**Brief:** Tally the lines of the entries in which the string "options" occurs, and say only how many.

**Records provided:**

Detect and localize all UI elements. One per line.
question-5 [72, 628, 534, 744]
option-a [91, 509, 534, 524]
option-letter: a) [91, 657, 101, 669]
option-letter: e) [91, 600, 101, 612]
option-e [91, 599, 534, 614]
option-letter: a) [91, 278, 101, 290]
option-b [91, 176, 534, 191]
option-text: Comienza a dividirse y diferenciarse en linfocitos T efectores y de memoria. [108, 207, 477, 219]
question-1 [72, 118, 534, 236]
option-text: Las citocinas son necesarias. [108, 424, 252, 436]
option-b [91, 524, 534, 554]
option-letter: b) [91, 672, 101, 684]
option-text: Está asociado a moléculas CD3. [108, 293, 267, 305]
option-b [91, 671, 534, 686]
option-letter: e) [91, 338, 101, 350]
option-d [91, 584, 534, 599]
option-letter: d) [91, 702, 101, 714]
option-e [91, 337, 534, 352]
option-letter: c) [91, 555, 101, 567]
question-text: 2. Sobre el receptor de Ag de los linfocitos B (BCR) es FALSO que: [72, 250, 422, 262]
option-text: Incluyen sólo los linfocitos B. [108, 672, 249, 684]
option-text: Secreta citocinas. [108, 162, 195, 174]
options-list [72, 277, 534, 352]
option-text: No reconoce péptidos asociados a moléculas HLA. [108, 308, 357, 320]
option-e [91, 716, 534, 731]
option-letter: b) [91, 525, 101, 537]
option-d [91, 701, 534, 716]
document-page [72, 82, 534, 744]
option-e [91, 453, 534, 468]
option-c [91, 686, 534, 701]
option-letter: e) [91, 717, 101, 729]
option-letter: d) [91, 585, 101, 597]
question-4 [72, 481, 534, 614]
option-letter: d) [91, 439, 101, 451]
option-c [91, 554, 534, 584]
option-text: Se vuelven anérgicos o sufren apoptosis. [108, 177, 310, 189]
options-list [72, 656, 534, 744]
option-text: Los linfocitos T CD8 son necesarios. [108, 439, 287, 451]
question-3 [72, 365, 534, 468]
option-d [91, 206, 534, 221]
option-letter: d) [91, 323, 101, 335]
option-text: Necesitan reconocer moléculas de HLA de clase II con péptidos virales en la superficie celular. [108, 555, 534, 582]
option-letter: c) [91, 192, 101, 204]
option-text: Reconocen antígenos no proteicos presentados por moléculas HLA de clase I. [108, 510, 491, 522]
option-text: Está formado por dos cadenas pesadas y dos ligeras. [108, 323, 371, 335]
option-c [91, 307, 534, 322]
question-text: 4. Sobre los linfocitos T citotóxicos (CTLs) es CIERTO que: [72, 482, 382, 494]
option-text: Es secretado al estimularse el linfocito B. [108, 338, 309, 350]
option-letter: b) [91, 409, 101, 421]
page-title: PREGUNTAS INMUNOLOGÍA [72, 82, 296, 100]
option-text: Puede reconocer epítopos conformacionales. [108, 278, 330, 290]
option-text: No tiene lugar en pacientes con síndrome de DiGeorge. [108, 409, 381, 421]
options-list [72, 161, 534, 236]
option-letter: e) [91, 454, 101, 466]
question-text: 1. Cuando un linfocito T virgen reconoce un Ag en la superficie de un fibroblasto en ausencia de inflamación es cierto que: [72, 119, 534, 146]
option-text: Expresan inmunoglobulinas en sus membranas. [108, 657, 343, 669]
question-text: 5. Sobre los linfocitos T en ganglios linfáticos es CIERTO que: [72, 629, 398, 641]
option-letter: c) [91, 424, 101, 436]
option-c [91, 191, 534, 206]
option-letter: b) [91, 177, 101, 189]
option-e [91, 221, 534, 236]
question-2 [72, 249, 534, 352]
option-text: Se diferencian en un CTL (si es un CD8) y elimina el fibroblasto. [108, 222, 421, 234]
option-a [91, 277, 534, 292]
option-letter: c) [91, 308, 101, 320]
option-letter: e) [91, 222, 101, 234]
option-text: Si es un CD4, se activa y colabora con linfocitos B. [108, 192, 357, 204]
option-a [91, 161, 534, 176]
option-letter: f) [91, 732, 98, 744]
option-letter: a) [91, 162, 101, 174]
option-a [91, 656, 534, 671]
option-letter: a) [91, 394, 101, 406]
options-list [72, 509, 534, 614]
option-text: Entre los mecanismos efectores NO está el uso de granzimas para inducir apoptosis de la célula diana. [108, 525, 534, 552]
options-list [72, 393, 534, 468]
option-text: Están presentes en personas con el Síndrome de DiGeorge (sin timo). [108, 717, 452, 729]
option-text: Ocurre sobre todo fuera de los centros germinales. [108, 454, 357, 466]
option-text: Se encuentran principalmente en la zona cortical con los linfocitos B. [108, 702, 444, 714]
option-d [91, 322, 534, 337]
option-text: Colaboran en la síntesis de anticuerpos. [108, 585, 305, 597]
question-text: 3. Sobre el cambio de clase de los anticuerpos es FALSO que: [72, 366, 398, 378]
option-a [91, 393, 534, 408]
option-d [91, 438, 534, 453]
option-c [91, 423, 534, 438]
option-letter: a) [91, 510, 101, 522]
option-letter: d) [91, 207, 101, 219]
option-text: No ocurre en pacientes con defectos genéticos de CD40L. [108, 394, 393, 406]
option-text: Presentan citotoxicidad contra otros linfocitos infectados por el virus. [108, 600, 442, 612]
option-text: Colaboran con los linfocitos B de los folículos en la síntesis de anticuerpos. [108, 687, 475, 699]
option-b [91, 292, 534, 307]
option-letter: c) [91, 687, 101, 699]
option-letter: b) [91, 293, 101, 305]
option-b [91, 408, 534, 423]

**Solution to the exercise:** 5